> Recorded information:
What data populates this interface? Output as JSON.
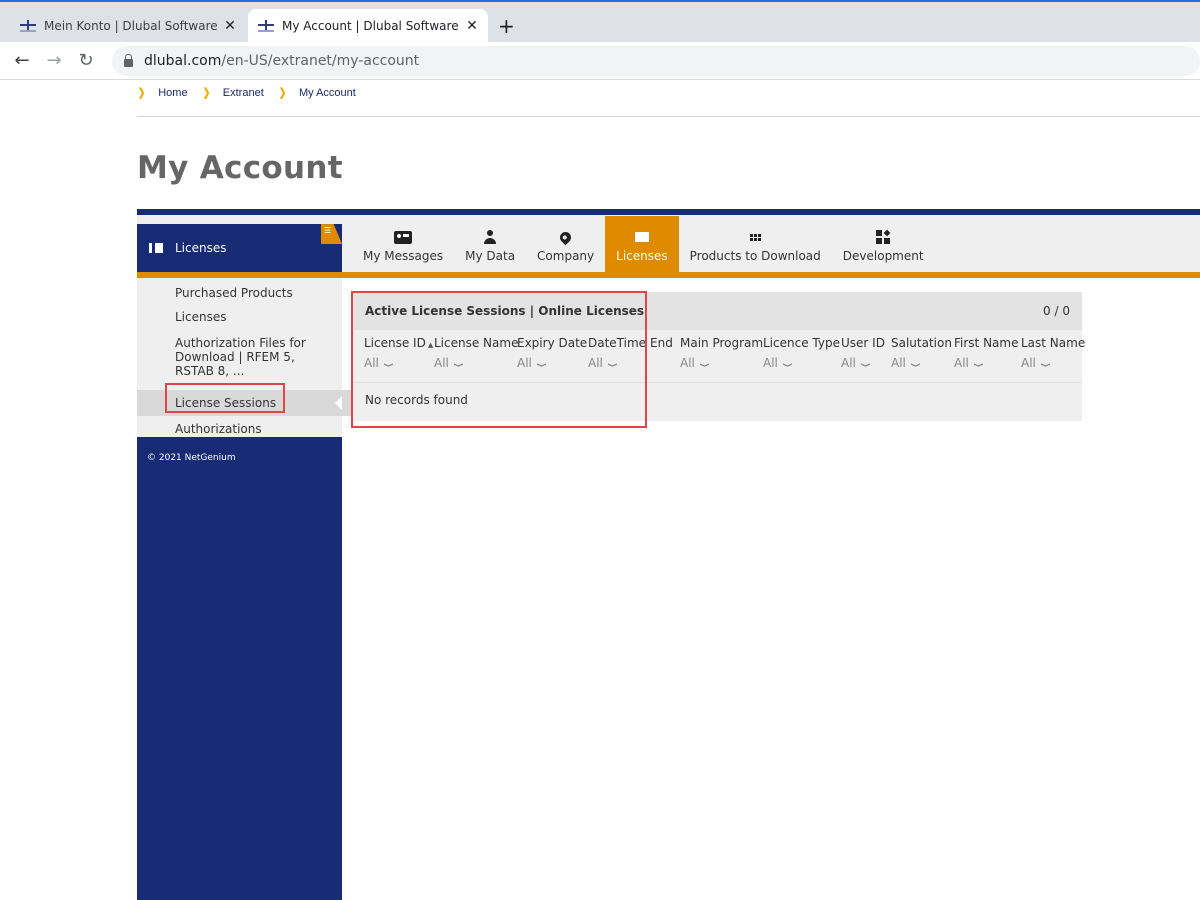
{
  "browser": {
    "tabs": [
      {
        "title": "Mein Konto | Dlubal Software",
        "active": false
      },
      {
        "title": "My Account | Dlubal Software",
        "active": true
      }
    ],
    "new_tab_label": "+",
    "close_label": "✕",
    "url_host": "dlubal.com",
    "url_path": "/en-US/extranet/my-account",
    "nav": {
      "back": "←",
      "forward": "→",
      "reload": "↻"
    }
  },
  "breadcrumb": [
    "Home",
    "Extranet",
    "My Account"
  ],
  "page": {
    "title": "My Account"
  },
  "section": {
    "label": "Licenses"
  },
  "main_tabs": [
    {
      "label": "My Messages",
      "icon": "message-card-icon",
      "active": false
    },
    {
      "label": "My Data",
      "icon": "user-icon",
      "active": false
    },
    {
      "label": "Company",
      "icon": "map-pin-icon",
      "active": false
    },
    {
      "label": "Licenses",
      "icon": "license-icon",
      "active": true
    },
    {
      "label": "Products to Download",
      "icon": "grid-icon",
      "active": false
    },
    {
      "label": "Development",
      "icon": "development-icon",
      "active": false
    }
  ],
  "sidebar": {
    "items": [
      {
        "label": "Purchased Products",
        "active": false
      },
      {
        "label": "Licenses",
        "active": false
      },
      {
        "label": "Authorization Files for Download | RFEM 5, RSTAB 8, ...",
        "active": false
      },
      {
        "label": "License Sessions",
        "active": true
      },
      {
        "label": "Authorizations",
        "active": false
      }
    ],
    "copyright": "© 2021 NetGenium"
  },
  "grid": {
    "title": "Active License Sessions | Online Licenses",
    "pager": "0 / 0",
    "filter_default": "All",
    "columns": [
      {
        "label": "License ID",
        "sorted": "asc",
        "filter": true
      },
      {
        "label": "License Name",
        "filter": true
      },
      {
        "label": "Expiry Date",
        "filter": true
      },
      {
        "label": "DateTime",
        "filter": true
      },
      {
        "label": "End",
        "filter": false
      },
      {
        "label": "Main Program",
        "filter": true
      },
      {
        "label": "Licence Type",
        "filter": true
      },
      {
        "label": "User ID",
        "filter": true
      },
      {
        "label": "Salutation",
        "filter": true
      },
      {
        "label": "First Name",
        "filter": true
      },
      {
        "label": "Last Name",
        "filter": true
      }
    ],
    "empty_message": "No records found"
  },
  "colors": {
    "navy": "#182b75",
    "orange": "#e08a00",
    "highlight": "#e0454a"
  }
}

> What the task asks:
What is the number of lines above that contain "icon"? Answer with that number only.

> Right answer:
6